== Supplied records ==
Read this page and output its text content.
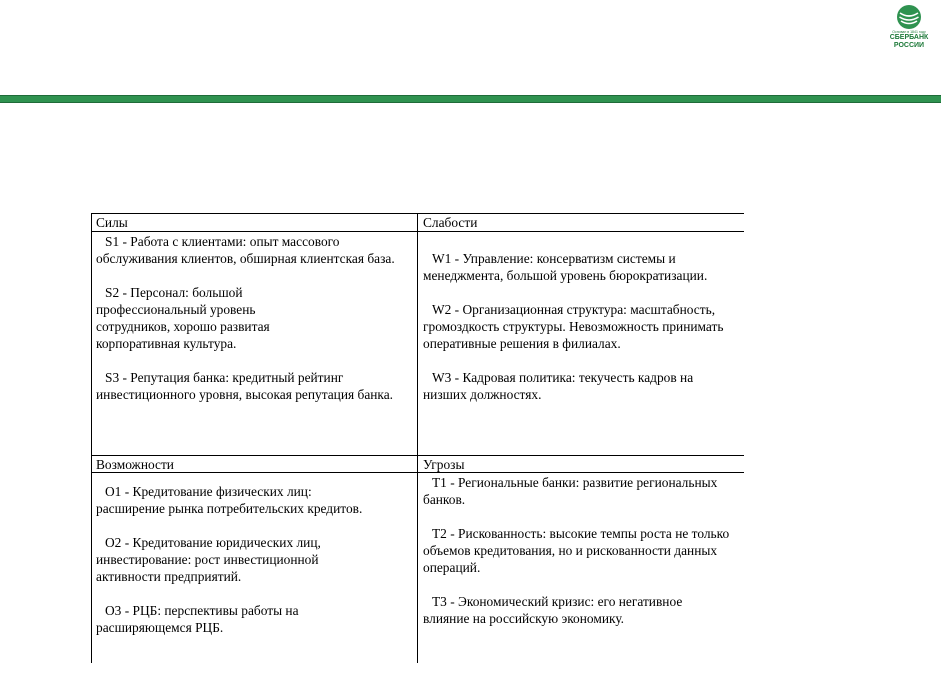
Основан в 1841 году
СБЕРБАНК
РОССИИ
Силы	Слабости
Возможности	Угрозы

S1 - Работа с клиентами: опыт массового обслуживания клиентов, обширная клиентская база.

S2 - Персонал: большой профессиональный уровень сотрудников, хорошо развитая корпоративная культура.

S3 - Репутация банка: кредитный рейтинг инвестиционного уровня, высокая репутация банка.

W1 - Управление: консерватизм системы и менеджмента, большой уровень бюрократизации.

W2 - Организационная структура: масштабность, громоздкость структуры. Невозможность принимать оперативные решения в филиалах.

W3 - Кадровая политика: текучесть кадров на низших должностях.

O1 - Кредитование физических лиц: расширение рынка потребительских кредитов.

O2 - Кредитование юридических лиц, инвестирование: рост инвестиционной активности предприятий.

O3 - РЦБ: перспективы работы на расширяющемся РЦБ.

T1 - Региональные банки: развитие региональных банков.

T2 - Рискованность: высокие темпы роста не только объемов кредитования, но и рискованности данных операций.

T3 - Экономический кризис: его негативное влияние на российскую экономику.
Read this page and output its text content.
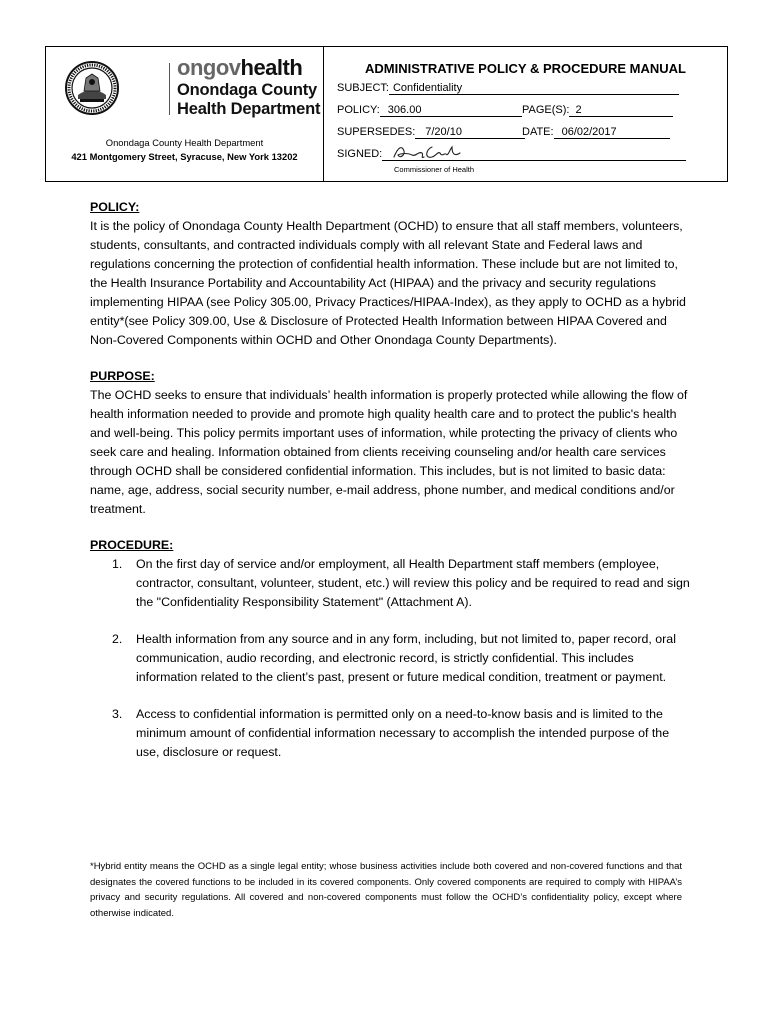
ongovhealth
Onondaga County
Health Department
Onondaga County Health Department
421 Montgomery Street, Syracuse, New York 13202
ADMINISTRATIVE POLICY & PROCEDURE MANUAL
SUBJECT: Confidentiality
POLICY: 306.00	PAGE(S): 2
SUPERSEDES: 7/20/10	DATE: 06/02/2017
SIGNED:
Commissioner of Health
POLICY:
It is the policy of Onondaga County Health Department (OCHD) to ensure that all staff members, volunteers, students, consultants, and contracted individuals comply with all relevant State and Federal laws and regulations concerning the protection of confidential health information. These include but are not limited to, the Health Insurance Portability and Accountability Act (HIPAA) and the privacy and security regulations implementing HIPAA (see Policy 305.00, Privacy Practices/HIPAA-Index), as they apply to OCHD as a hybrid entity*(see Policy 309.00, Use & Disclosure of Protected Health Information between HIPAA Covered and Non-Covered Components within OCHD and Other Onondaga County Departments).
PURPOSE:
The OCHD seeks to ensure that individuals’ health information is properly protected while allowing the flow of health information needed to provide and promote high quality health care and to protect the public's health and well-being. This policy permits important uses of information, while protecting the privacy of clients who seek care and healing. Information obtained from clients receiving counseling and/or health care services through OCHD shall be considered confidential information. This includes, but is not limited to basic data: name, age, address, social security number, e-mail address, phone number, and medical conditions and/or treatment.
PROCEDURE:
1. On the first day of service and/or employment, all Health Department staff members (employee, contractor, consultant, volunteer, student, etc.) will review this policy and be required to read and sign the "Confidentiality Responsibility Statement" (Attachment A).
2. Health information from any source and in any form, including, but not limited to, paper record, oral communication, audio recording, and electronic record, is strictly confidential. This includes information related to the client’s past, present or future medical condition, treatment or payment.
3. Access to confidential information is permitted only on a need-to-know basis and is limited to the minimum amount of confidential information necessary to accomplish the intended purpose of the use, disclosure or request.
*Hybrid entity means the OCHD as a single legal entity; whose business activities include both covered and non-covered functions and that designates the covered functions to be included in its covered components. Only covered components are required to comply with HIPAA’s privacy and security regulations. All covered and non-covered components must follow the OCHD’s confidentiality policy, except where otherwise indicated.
===
== Supplied records ==
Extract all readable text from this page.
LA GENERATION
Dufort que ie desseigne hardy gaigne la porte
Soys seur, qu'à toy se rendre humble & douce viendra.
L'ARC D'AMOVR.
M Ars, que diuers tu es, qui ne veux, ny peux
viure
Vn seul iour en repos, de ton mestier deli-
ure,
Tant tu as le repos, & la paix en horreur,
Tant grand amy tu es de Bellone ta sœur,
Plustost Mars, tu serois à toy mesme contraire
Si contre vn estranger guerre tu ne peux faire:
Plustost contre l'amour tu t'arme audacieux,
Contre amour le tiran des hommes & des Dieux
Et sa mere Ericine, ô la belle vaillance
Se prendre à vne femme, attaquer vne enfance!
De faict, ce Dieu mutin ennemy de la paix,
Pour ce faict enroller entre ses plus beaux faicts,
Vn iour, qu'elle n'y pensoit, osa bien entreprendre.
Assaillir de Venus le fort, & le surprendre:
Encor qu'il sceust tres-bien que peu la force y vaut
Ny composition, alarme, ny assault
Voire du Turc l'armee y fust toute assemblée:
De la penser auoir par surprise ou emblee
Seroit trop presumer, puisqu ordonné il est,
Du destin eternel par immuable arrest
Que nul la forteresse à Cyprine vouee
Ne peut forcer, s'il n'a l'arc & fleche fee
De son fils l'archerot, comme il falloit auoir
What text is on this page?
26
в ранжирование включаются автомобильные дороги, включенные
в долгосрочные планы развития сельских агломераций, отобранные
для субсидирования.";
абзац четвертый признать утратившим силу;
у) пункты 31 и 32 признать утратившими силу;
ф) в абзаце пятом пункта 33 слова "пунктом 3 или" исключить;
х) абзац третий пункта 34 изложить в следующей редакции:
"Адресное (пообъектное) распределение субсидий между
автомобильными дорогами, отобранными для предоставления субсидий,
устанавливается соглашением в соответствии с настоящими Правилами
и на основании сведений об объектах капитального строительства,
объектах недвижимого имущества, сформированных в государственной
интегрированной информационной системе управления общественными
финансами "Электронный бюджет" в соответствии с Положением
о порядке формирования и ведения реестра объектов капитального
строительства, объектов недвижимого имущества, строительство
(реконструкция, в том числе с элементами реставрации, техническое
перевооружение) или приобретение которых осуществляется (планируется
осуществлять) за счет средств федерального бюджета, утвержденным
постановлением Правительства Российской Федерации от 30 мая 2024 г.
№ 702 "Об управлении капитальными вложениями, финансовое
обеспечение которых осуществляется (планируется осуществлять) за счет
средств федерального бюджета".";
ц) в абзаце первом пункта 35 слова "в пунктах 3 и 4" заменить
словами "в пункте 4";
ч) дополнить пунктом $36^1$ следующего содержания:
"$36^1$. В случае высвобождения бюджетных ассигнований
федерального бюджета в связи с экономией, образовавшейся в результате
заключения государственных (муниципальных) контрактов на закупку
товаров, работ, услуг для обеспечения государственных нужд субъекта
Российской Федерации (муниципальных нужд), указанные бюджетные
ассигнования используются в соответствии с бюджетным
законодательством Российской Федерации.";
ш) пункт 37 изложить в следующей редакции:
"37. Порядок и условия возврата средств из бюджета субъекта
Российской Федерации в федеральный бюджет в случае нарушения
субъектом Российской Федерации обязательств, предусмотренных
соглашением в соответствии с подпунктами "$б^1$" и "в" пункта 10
===
== Supplied records ==
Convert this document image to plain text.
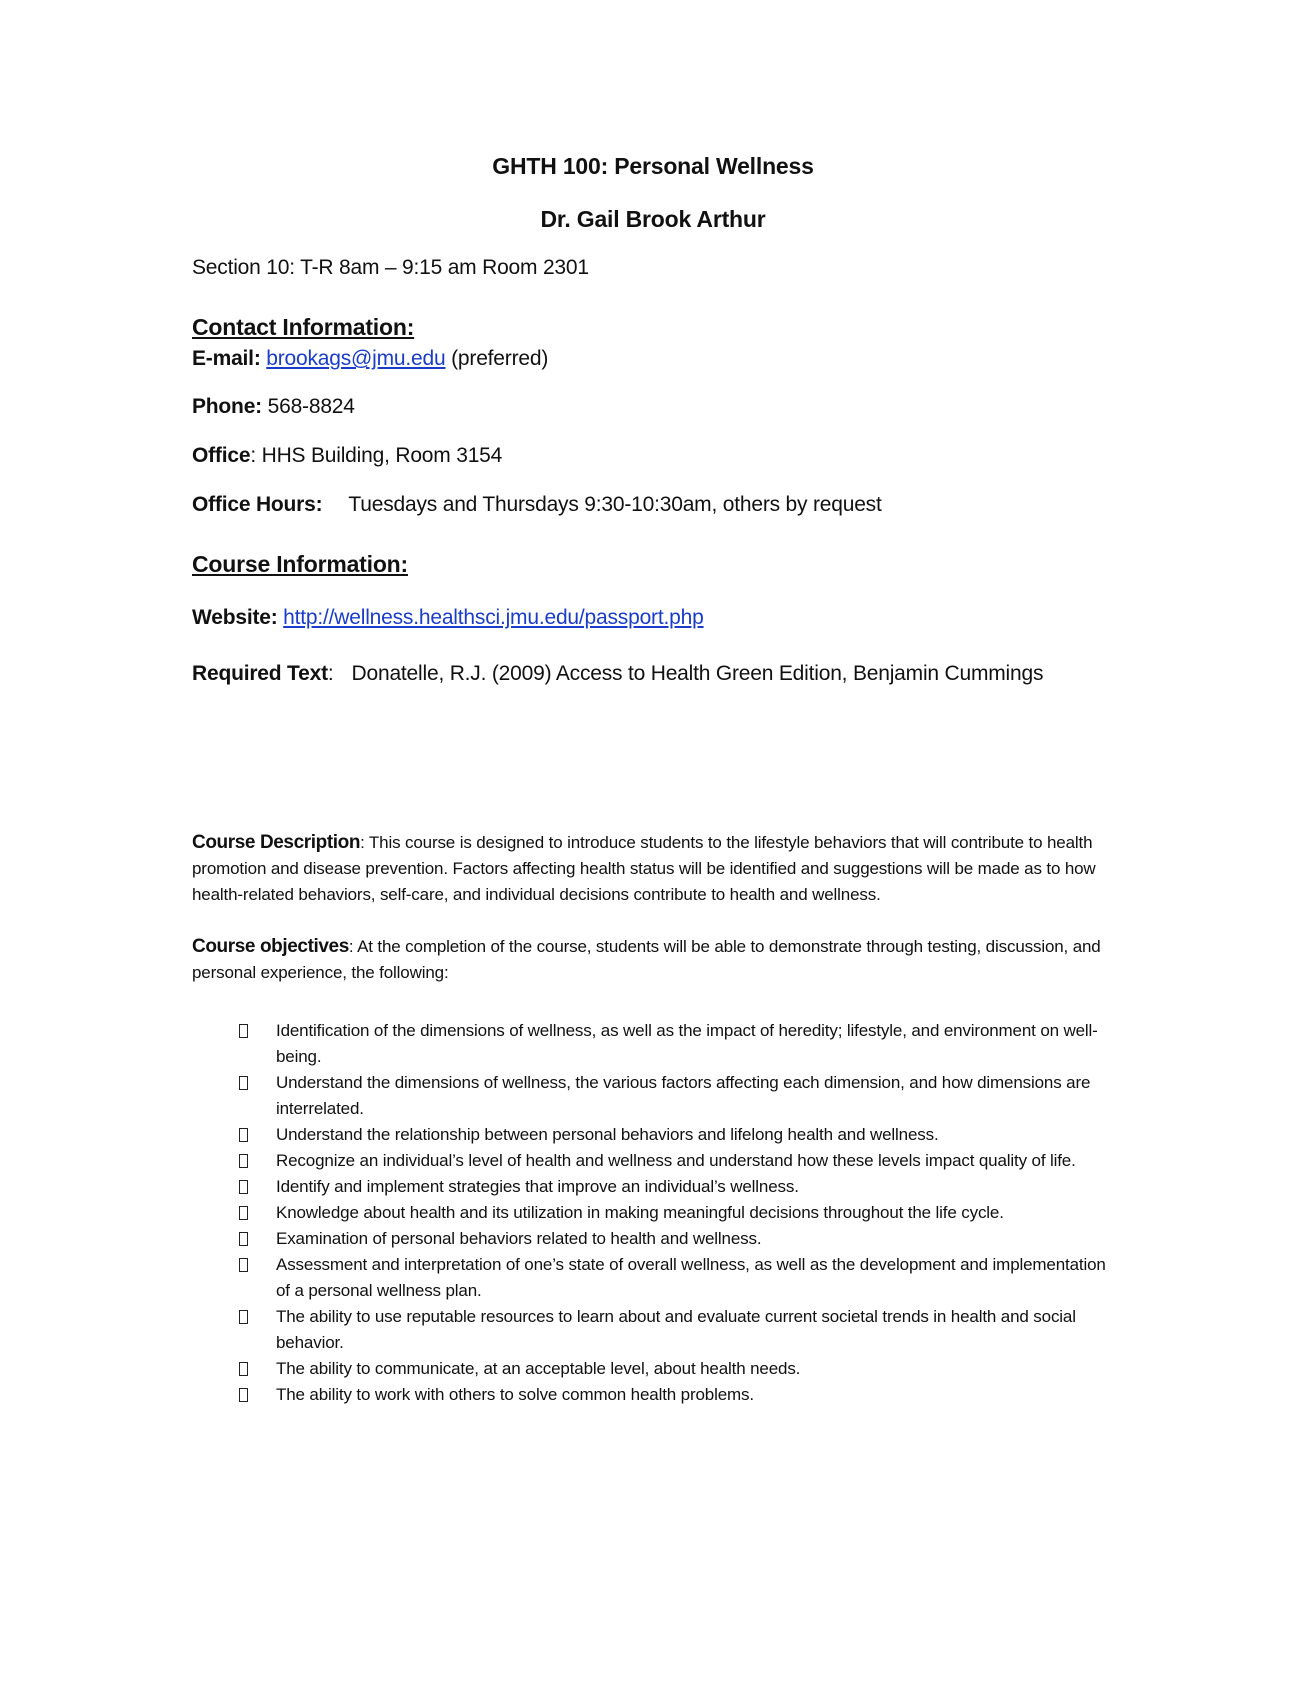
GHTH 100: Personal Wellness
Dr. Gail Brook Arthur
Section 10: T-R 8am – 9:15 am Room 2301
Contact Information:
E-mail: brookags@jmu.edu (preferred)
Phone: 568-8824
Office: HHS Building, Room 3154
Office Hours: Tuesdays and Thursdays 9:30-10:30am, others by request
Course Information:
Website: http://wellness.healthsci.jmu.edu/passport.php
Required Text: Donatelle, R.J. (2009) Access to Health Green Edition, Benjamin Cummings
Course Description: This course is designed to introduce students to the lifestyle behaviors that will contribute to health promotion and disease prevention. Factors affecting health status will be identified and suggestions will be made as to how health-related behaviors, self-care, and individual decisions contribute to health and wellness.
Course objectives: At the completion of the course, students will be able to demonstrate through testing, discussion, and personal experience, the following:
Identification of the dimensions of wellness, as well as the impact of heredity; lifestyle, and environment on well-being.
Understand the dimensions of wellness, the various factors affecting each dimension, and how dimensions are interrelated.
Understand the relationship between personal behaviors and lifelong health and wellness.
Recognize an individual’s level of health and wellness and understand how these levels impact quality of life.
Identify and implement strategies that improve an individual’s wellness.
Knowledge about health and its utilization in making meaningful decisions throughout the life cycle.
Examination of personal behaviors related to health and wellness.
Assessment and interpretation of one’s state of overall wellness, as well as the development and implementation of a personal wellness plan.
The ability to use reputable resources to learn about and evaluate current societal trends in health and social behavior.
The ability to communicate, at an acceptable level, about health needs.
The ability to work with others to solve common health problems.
===
Problem requirements = Tally every line of the listing that holds the string "others", then give the number by itself.

Output of the exercise = 2